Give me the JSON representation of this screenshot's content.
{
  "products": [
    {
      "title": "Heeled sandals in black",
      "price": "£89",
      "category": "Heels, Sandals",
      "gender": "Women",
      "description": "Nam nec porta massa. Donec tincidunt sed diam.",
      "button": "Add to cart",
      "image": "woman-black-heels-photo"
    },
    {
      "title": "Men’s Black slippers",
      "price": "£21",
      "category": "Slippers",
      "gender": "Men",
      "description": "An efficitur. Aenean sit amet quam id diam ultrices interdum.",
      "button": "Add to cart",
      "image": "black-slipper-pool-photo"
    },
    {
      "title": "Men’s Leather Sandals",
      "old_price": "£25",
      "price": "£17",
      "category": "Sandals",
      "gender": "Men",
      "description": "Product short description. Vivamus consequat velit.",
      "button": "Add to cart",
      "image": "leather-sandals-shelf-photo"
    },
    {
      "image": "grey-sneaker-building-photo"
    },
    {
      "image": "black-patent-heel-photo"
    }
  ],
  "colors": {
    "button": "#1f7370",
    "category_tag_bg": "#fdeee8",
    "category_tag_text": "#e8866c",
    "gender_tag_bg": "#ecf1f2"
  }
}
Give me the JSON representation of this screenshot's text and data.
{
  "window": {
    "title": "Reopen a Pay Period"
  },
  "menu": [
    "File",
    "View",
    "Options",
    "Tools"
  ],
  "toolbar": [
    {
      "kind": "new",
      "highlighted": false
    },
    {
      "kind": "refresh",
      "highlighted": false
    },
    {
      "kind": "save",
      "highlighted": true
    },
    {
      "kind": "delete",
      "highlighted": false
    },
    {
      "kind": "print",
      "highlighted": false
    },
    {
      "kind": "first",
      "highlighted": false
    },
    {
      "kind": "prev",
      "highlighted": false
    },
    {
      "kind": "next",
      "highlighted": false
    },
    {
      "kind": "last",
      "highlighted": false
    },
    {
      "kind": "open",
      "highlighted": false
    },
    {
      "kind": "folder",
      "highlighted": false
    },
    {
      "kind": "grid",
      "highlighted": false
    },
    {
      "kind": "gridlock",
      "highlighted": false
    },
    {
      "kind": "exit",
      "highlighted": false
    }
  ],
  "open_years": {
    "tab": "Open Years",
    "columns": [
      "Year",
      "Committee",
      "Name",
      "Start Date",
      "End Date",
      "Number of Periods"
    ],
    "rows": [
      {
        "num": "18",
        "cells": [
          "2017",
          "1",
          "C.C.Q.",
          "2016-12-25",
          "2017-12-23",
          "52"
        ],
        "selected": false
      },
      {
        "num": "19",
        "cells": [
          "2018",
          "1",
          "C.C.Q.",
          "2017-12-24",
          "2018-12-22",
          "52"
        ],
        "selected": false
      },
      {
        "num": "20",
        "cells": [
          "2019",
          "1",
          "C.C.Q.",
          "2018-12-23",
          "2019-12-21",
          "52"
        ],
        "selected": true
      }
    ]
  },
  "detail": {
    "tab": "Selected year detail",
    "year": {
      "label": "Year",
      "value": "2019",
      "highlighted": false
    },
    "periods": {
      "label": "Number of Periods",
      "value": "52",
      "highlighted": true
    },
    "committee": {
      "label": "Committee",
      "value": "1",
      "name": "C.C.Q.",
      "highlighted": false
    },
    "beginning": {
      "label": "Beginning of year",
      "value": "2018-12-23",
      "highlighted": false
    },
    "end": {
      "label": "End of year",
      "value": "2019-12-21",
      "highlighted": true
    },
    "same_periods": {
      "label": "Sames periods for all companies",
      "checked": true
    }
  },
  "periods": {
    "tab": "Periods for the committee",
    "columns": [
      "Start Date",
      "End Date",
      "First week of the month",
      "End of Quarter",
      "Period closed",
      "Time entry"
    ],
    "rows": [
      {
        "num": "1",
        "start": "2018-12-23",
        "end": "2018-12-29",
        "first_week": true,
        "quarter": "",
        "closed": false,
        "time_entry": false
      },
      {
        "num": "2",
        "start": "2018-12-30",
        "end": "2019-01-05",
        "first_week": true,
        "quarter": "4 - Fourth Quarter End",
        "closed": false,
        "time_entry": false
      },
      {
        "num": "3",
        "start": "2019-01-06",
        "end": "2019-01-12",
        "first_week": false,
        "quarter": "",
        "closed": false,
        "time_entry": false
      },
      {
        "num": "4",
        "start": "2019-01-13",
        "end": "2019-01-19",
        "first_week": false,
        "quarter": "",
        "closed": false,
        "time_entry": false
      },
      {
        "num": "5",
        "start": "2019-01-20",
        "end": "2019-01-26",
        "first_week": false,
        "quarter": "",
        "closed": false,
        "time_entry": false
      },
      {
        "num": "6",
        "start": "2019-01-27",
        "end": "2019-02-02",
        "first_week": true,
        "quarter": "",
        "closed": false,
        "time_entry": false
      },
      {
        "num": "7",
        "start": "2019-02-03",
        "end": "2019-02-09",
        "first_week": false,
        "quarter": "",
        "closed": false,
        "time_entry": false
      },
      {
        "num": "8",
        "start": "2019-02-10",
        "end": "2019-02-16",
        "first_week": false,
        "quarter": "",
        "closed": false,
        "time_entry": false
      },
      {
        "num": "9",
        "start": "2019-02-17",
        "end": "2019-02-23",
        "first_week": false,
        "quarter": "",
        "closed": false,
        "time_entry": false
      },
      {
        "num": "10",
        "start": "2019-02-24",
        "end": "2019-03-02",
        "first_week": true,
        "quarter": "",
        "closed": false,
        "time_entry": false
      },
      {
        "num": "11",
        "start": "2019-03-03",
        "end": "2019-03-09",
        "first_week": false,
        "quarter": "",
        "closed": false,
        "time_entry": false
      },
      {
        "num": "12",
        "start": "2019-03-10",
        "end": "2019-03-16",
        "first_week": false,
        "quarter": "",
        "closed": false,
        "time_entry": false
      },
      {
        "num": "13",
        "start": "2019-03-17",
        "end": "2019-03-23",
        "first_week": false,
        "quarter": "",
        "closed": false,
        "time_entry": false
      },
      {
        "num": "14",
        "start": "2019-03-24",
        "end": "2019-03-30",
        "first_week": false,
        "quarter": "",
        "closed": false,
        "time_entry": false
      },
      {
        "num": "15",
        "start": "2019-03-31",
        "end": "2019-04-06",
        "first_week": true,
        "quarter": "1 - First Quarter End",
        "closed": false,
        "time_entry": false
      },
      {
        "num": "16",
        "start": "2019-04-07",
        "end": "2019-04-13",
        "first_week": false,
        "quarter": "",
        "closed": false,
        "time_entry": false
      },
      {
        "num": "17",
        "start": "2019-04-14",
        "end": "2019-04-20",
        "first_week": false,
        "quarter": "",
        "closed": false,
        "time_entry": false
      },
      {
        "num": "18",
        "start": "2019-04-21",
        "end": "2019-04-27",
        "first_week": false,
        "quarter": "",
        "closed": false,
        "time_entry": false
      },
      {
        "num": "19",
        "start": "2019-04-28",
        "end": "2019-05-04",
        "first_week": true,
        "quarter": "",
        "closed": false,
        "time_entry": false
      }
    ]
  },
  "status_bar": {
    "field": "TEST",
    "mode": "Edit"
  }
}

Given problem: From the records above, extract each line exactly as shown.

The response:
Give me the JSON representation of this screenshot's content.
{
  "products": [
    {
      "title": "Heeled sandals in black",
      "price": "£89",
      "category": "Heels, Sandals",
      "gender": "Women",
      "description": "Nam nec porta massa. Donec tincidunt sed diam.",
      "button": "Add to cart",
      "image": "woman-black-heels-photo"
    },
    {
      "title": "Men’s Black slippers",
      "price": "£21",
      "category": "Slippers",
      "gender": "Men",
      "description": "An efficitur. Aenean sit amet quam id diam ultrices interdum.",
      "button": "Add to cart",
      "image": "black-slipper-pool-photo"
    },
    {
      "title": "Men’s Leather Sandals",
      "old_price": "£25",
      "price": "£17",
      "category": "Sandals",
      "gender": "Men",
      "description": "Product short description. Vivamus consequat velit.",
      "button": "Add to cart",
      "image": "leather-sandals-shelf-photo"
    },
    {
      "image": "grey-sneaker-building-photo"
    },
    {
      "image": "black-patent-heel-photo"
    }
  ],
  "colors": {
    "button": "#1f7370",
    "category_tag_bg": "#fdeee8",
    "category_tag_text": "#e8866c",
    "gender_tag_bg": "#ecf1f2"
  }
}
Give me the JSON representation of this screenshot's text and data.
{
  "window": {
    "title": "Reopen a Pay Period"
  },
  "menu": [
    "File",
    "View",
    "Options",
    "Tools"
  ],
  "toolbar": [
    {
      "kind": "new",
      "highlighted": false
    },
    {
      "kind": "refresh",
      "highlighted": false
    },
    {
      "kind": "save",
      "highlighted": true
    },
    {
      "kind": "delete",
      "highlighted": false
    },
    {
      "kind": "print",
      "highlighted": false
    },
    {
      "kind": "first",
      "highlighted": false
    },
    {
      "kind": "prev",
      "highlighted": false
    },
    {
      "kind": "next",
      "highlighted": false
    },
    {
      "kind": "last",
      "highlighted": false
    },
    {
      "kind": "open",
      "highlighted": false
    },
    {
      "kind": "folder",
      "highlighted": false
    },
    {
      "kind": "grid",
      "highlighted": false
    },
    {
      "kind": "gridlock",
      "highlighted": false
    },
    {
      "kind": "exit",
      "highlighted": false
    }
  ],
  "open_years": {
    "tab": "Open Years",
    "columns": [
      "Year",
      "Committee",
      "Name",
      "Start Date",
      "End Date",
      "Number of Periods"
    ],
    "rows": [
      {
        "num": "18",
        "cells": [
          "2017",
          "1",
          "C.C.Q.",
          "2016-12-25",
          "2017-12-23",
          "52"
        ],
        "selected": false
      },
      {
        "num": "19",
        "cells": [
          "2018",
          "1",
          "C.C.Q.",
          "2017-12-24",
          "2018-12-22",
          "52"
        ],
        "selected": false
      },
      {
        "num": "20",
        "cells": [
          "2019",
          "1",
          "C.C.Q.",
          "2018-12-23",
          "2019-12-21",
          "52"
        ],
        "selected": true
      }
    ]
  },
  "detail": {
    "tab": "Selected year detail",
    "year": {
      "label": "Year",
      "value": "2019",
      "highlighted": false
    },
    "periods": {
      "label": "Number of Periods",
      "value": "52",
      "highlighted": true
    },
    "committee": {
      "label": "Committee",
      "value": "1",
      "name": "C.C.Q.",
      "highlighted": false
    },
    "beginning": {
      "label": "Beginning of year",
      "value": "2018-12-23",
      "highlighted": false
    },
    "end": {
      "label": "End of year",
      "value": "2019-12-21",
      "highlighted": true
    },
    "same_periods": {
      "label": "Sames periods for all companies",
      "checked": true
    }
  },
  "periods": {
    "tab": "Periods for the committee",
    "columns": [
      "Start Date",
      "End Date",
      "First week of the month",
      "End of Quarter",
      "Period closed",
      "Time entry"
    ],
    "rows": [
      {
        "num": "1",
        "start": "2018-12-23",
        "end": "2018-12-29",
        "first_week": true,
        "quarter": "",
        "closed": false,
        "time_entry": false
      },
      {
        "num": "2",
        "start": "2018-12-30",
        "end": "2019-01-05",
        "first_week": true,
        "quarter": "4 - Fourth Quarter End",
        "closed": false,
        "time_entry": false
      },
      {
        "num": "3",
        "start": "2019-01-06",
        "end": "2019-01-12",
        "first_week": false,
        "quarter": "",
        "closed": false,
        "time_entry": false
      },
      {
        "num": "4",
        "start": "2019-01-13",
        "end": "2019-01-19",
        "first_week": false,
        "quarter": "",
        "closed": false,
        "time_entry": false
      },
      {
        "num": "5",
        "start": "2019-01-20",
        "end": "2019-01-26",
        "first_week": false,
        "quarter": "",
        "closed": false,
        "time_entry": false
      },
      {
        "num": "6",
        "start": "2019-01-27",
        "end": "2019-02-02",
        "first_week": true,
        "quarter": "",
        "closed": false,
        "time_entry": false
      },
      {
        "num": "7",
        "start": "2019-02-03",
        "end": "2019-02-09",
        "first_week": false,
        "quarter": "",
        "closed": false,
        "time_entry": false
      },
      {
        "num": "8",
        "start": "2019-02-10",
        "end": "2019-02-16",
        "first_week": false,
        "quarter": "",
        "closed": false,
        "time_entry": false
      },
      {
        "num": "9",
        "start": "2019-02-17",
        "end": "2019-02-23",
        "first_week": false,
        "quarter": "",
        "closed": false,
        "time_entry": false
      },
      {
        "num": "10",
        "start": "2019-02-24",
        "end": "2019-03-02",
        "first_week": true,
        "quarter": "",
        "closed": false,
        "time_entry": false
      },
      {
        "num": "11",
        "start": "2019-03-03",
        "end": "2019-03-09",
        "first_week": false,
        "quarter": "",
        "closed": false,
        "time_entry": false
      },
      {
        "num": "12",
        "start": "2019-03-10",
        "end": "2019-03-16",
        "first_week": false,
        "quarter": "",
        "closed": false,
        "time_entry": false
      },
      {
        "num": "13",
        "start": "2019-03-17",
        "end": "2019-03-23",
        "first_week": false,
        "quarter": "",
        "closed": false,
        "time_entry": false
      },
      {
        "num": "14",
        "start": "2019-03-24",
        "end": "2019-03-30",
        "first_week": false,
        "quarter": "",
        "closed": false,
        "time_entry": false
      },
      {
        "num": "15",
        "start": "2019-03-31",
        "end": "2019-04-06",
        "first_week": true,
        "quarter": "1 - First Quarter End",
        "closed": false,
        "time_entry": false
      },
      {
        "num": "16",
        "start": "2019-04-07",
        "end": "2019-04-13",
        "first_week": false,
        "quarter": "",
        "closed": false,
        "time_entry": false
      },
      {
        "num": "17",
        "start": "2019-04-14",
        "end": "2019-04-20",
        "first_week": false,
        "quarter": "",
        "closed": false,
        "time_entry": false
      },
      {
        "num": "18",
        "start": "2019-04-21",
        "end": "2019-04-27",
        "first_week": false,
        "quarter": "",
        "closed": false,
        "time_entry": false
      },
      {
        "num": "19",
        "start": "2019-04-28",
        "end": "2019-05-04",
        "first_week": true,
        "quarter": "",
        "closed": false,
        "time_entry": false
      }
    ]
  },
  "status_bar": {
    "field": "TEST",
    "mode": "Edit"
  }
}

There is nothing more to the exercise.